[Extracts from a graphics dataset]
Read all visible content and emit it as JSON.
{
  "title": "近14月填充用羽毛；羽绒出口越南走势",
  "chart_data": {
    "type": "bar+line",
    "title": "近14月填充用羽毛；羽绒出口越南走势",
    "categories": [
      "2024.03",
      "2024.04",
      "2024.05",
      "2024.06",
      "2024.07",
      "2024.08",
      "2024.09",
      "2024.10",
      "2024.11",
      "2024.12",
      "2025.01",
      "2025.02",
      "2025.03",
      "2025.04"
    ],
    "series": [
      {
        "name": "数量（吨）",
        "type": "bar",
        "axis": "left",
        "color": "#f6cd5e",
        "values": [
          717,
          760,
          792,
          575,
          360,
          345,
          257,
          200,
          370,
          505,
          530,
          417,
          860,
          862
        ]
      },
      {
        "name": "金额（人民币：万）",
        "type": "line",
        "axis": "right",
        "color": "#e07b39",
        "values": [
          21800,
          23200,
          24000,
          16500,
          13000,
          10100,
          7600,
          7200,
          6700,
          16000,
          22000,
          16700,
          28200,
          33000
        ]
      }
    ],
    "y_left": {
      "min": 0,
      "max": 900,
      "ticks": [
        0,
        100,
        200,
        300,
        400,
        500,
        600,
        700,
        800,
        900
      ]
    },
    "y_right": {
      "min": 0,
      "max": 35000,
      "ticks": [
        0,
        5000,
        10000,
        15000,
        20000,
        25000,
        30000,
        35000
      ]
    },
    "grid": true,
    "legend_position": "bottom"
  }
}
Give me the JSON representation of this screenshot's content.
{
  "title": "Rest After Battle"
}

● Exercise instructions
Select every line in the records above that contains the word "title".

● The reply
  "title": "近14月填充用羽毛；羽绒出口越南走势",
    "title": "近14月填充用羽毛；羽绒出口越南走势",
  "title": "Rest After Battle"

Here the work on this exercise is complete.